# Exercise brief:
Retype the material that follows, keeping every word as it is.

# Dataset excerpts:
◇ ◇ ◇ ◇
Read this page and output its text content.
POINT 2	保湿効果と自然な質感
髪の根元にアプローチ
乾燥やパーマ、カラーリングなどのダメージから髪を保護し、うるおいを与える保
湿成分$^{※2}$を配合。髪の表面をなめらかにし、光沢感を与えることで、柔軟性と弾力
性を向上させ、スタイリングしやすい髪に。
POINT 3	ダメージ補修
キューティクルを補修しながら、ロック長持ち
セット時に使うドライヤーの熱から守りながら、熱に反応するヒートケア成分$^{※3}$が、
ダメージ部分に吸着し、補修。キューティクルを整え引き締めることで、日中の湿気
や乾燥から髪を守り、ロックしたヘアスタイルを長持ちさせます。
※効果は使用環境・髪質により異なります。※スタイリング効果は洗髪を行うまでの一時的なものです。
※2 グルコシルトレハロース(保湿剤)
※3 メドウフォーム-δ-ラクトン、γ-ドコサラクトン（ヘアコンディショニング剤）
◇ ◇ ◇ ◇
# Exercise response:
Read this page and output its text content.
POINT 2	保湿効果と自然な質感
髪の根元にアプローチ
乾燥やパーマ、カラーリングなどのダメージから髪を保護し、うるおいを与える保
湿成分$^{※2}$を配合。髪の表面をなめらかにし、光沢感を与えることで、柔軟性と弾力
性を向上させ、スタイリングしやすい髪に。
POINT 3	ダメージ補修
キューティクルを補修しながら、ロック長持ち
セット時に使うドライヤーの熱から守りながら、熱に反応するヒートケア成分$^{※3}$が、
ダメージ部分に吸着し、補修。キューティクルを整え引き締めることで、日中の湿気
や乾燥から髪を守り、ロックしたヘアスタイルを長持ちさせます。
※効果は使用環境・髪質により異なります。※スタイリング効果は洗髪を行うまでの一時的なものです。
※2 グルコシルトレハロース(保湿剤)
※3 メドウフォーム-δ-ラクトン、γ-ドコサラクトン（ヘアコンディショニング剤）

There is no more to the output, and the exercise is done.